— START —
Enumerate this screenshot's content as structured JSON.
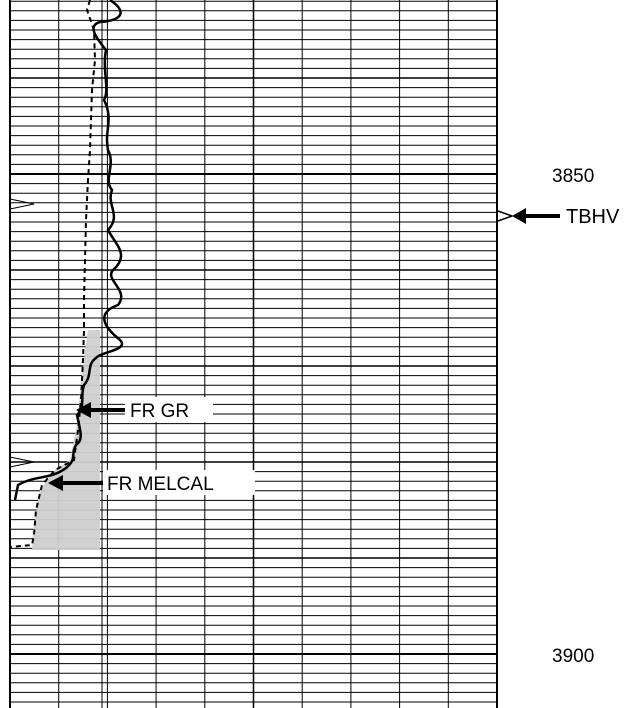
{
  "depth_labels": [
    {
      "value": "3850"
    },
    {
      "value": "3900"
    }
  ],
  "markers": [
    {
      "label": "TBHV"
    }
  ],
  "callouts": [
    {
      "label": "FR GR"
    },
    {
      "label": "FR MELCAL"
    }
  ],
  "colors": {
    "grid": "#000000",
    "background": "#ffffff",
    "shading": "#cfcfcf",
    "curve": "#000000"
  }
}
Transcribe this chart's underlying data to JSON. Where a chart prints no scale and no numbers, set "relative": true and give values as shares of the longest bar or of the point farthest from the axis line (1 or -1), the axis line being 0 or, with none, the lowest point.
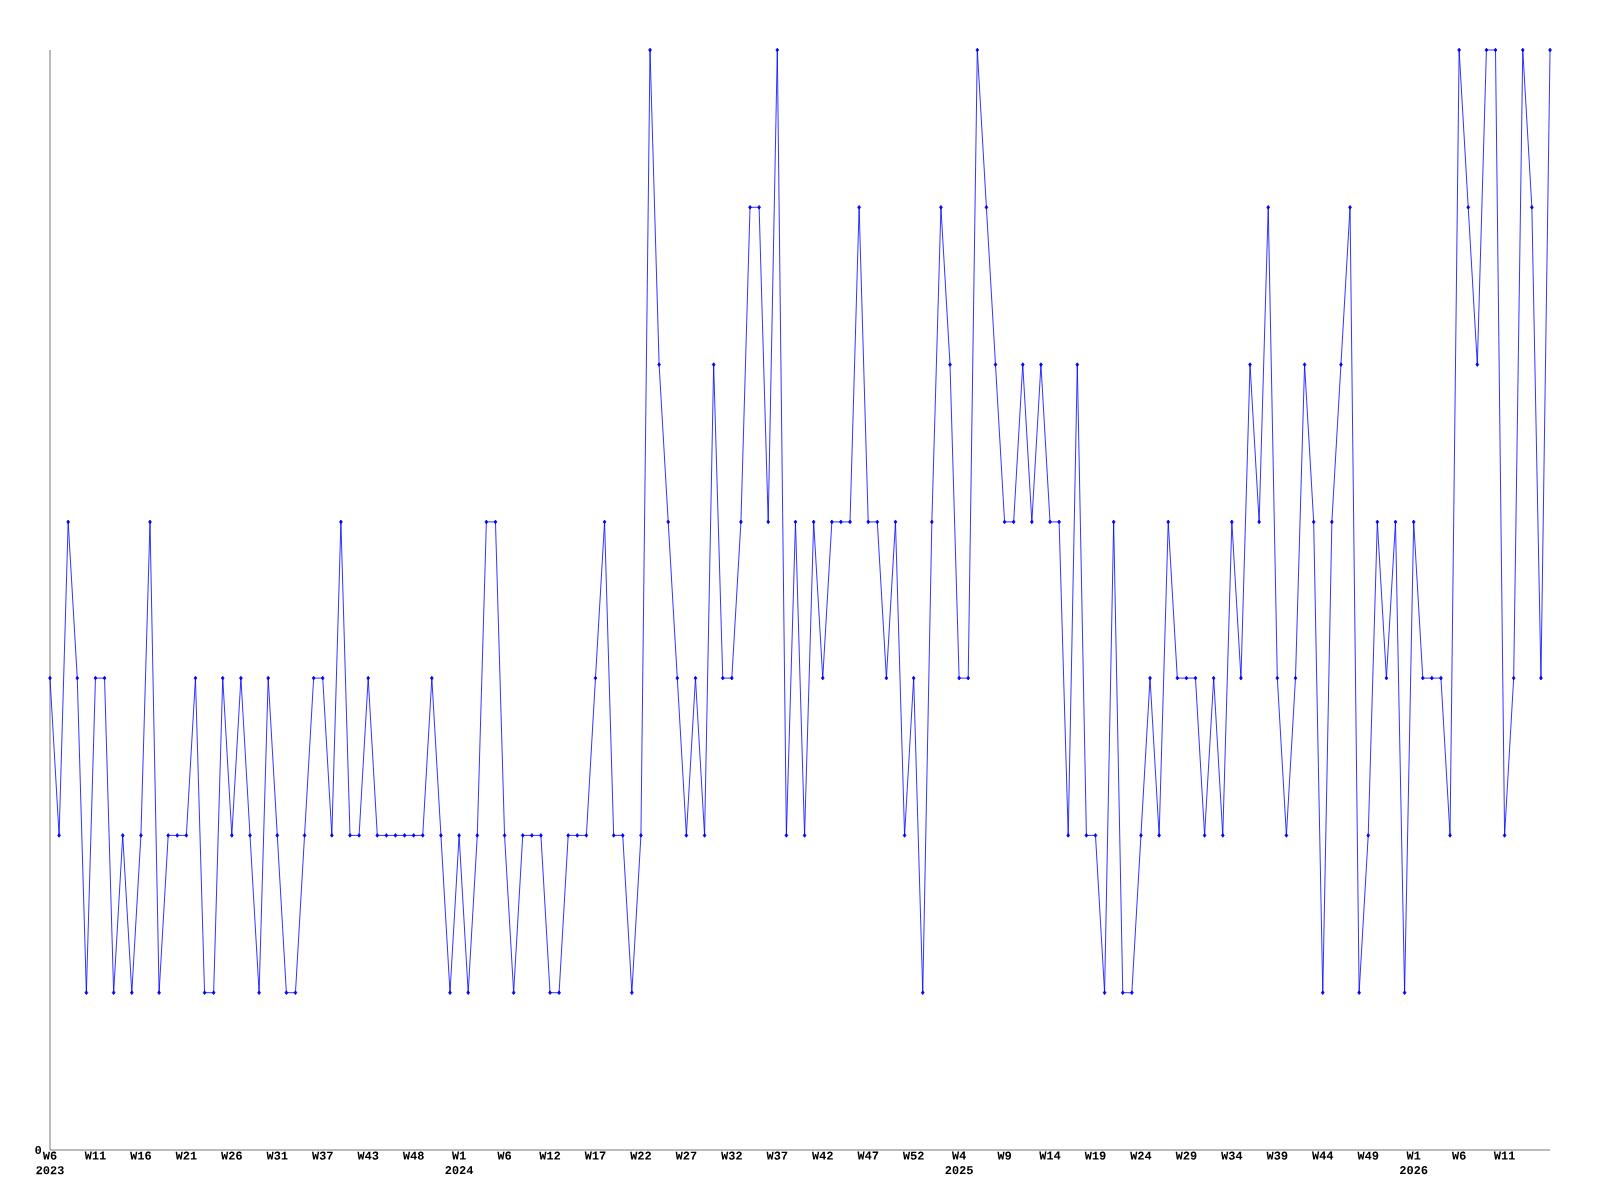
{
  "chart_data": {
    "type": "line",
    "relative": true,
    "color": "#0000ff",
    "marker": "diamond",
    "grid": false,
    "categories": [
      "W6 2023",
      null,
      null,
      null,
      null,
      "W11",
      null,
      null,
      null,
      null,
      "W16",
      null,
      null,
      null,
      null,
      "W21",
      null,
      null,
      null,
      null,
      "W26",
      null,
      null,
      null,
      null,
      "W31",
      null,
      null,
      null,
      null,
      "W37",
      null,
      null,
      null,
      null,
      "W43",
      null,
      null,
      null,
      null,
      "W48",
      null,
      null,
      null,
      null,
      "W1 2024",
      null,
      null,
      null,
      null,
      "W6",
      null,
      null,
      null,
      null,
      "W12",
      null,
      null,
      null,
      null,
      "W17",
      null,
      null,
      null,
      null,
      "W22",
      null,
      null,
      null,
      null,
      "W27",
      null,
      null,
      null,
      null,
      "W32",
      null,
      null,
      null,
      null,
      "W37",
      null,
      null,
      null,
      null,
      "W42",
      null,
      null,
      null,
      null,
      "W47",
      null,
      null,
      null,
      null,
      "W52",
      null,
      null,
      null,
      null,
      "W4 2025",
      null,
      null,
      null,
      null,
      "W9",
      null,
      null,
      null,
      null,
      "W14",
      null,
      null,
      null,
      null,
      "W19",
      null,
      null,
      null,
      null,
      "W24",
      null,
      null,
      null,
      null,
      "W29",
      null,
      null,
      null,
      null,
      "W34",
      null,
      null,
      null,
      null,
      "W39",
      null,
      null,
      null,
      null,
      "W44",
      null,
      null,
      null,
      null,
      "W49",
      null,
      null,
      null,
      null,
      "W1 2026",
      null,
      null,
      null,
      null,
      "W6",
      null,
      null,
      null,
      null,
      "W11",
      null,
      null,
      null,
      null,
      null
    ],
    "values": [
      0.429,
      0.286,
      0.571,
      0.429,
      0.143,
      0.429,
      0.429,
      0.143,
      0.286,
      0.143,
      0.286,
      0.571,
      0.143,
      0.286,
      0.286,
      0.286,
      0.429,
      0.143,
      0.143,
      0.429,
      0.286,
      0.429,
      0.286,
      0.143,
      0.429,
      0.286,
      0.143,
      0.143,
      0.286,
      0.429,
      0.429,
      0.286,
      0.571,
      0.286,
      0.286,
      0.429,
      0.286,
      0.286,
      0.286,
      0.286,
      0.286,
      0.286,
      0.429,
      0.286,
      0.143,
      0.286,
      0.143,
      0.286,
      0.571,
      0.571,
      0.286,
      0.143,
      0.286,
      0.286,
      0.286,
      0.143,
      0.143,
      0.286,
      0.286,
      0.286,
      0.429,
      0.571,
      0.286,
      0.286,
      0.143,
      0.286,
      1,
      0.714,
      0.571,
      0.429,
      0.286,
      0.429,
      0.286,
      0.714,
      0.429,
      0.429,
      0.571,
      0.857,
      0.857,
      0.571,
      1,
      0.286,
      0.571,
      0.286,
      0.571,
      0.429,
      0.571,
      0.571,
      0.571,
      0.857,
      0.571,
      0.571,
      0.429,
      0.571,
      0.286,
      0.429,
      0.143,
      0.571,
      0.857,
      0.714,
      0.429,
      0.429,
      1,
      0.857,
      0.714,
      0.571,
      0.571,
      0.714,
      0.571,
      0.714,
      0.571,
      0.571,
      0.286,
      0.714,
      0.286,
      0.286,
      0.143,
      0.571,
      0.143,
      0.143,
      0.286,
      0.429,
      0.286,
      0.571,
      0.429,
      0.429,
      0.429,
      0.286,
      0.429,
      0.286,
      0.571,
      0.429,
      0.714,
      0.571,
      0.857,
      0.429,
      0.286,
      0.429,
      0.714,
      0.571,
      0.143,
      0.571,
      0.714,
      0.857,
      0.143,
      0.286,
      0.571,
      0.429,
      0.571,
      0.143,
      0.571,
      0.429,
      0.429,
      0.429,
      0.286,
      1,
      0.857,
      0.714,
      1,
      1,
      0.286,
      0.429,
      1,
      0.857,
      0.429,
      1
    ],
    "annotations": [
      "0"
    ]
  }
}
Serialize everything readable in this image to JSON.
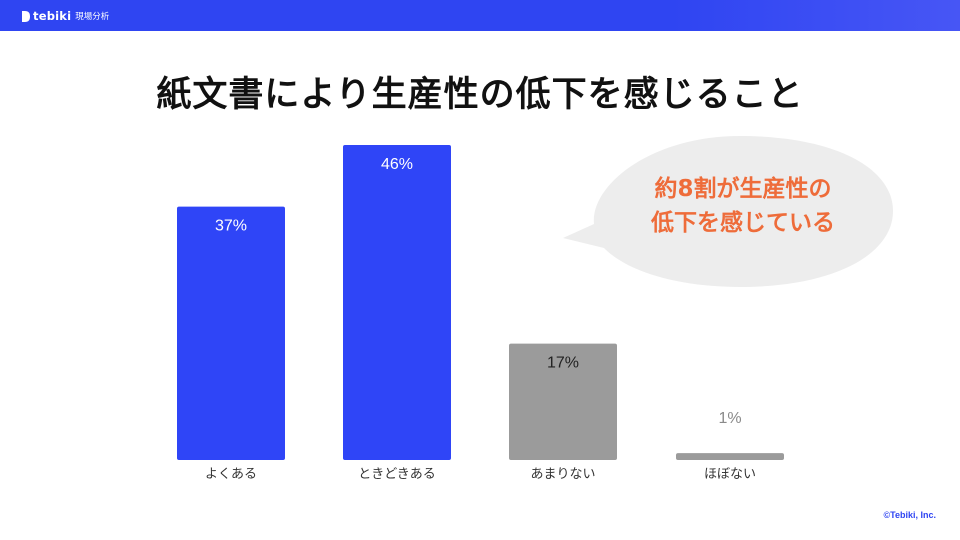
— END —
*TASK REQUIREMENTS:* Only a number is expected here: the count of lines in the listing that hold the string "values".

*TASK RESPONSE:* 2